Directive:
Pull out each line of the data that includes the word "live".

>>>>

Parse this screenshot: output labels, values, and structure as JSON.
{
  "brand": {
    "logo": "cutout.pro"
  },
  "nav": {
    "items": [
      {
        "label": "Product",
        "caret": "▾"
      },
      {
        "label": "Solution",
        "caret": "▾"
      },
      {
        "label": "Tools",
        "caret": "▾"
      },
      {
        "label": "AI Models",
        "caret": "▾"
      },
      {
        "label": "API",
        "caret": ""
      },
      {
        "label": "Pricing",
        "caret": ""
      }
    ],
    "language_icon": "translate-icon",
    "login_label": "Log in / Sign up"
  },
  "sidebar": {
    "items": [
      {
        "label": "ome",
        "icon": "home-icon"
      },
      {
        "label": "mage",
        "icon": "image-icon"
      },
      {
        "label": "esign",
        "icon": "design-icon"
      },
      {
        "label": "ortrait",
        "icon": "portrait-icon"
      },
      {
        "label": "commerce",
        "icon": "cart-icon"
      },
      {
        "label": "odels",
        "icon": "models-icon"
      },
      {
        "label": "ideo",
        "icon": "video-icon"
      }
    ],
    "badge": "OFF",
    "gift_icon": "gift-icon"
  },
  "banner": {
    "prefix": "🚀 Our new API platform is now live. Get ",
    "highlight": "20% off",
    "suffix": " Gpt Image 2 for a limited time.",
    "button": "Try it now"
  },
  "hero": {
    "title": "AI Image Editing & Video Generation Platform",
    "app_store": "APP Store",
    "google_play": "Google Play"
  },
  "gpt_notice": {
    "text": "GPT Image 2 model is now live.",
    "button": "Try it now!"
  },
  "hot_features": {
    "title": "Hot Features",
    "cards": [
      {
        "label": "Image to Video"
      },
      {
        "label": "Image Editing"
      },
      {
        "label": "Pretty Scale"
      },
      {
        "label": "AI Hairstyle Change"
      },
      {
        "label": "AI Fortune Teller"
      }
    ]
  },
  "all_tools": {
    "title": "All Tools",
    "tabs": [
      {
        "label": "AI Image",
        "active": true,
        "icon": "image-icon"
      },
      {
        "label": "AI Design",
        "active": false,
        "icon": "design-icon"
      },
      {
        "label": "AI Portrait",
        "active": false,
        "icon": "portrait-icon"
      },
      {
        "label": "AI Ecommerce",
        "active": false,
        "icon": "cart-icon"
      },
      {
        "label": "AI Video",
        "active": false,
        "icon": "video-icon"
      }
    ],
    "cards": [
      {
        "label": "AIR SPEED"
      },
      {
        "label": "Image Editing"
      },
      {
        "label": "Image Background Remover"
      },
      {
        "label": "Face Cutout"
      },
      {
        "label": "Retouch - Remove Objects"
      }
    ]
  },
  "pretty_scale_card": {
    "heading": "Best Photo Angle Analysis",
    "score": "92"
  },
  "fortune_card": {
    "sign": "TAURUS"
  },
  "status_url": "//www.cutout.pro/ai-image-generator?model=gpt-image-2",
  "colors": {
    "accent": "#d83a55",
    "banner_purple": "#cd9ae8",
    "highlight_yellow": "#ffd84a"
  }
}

<<<<

Task response:
    "prefix": "🚀 Our new API platform is now live. Get ",
    "text": "GPT Image 2 model is now live.",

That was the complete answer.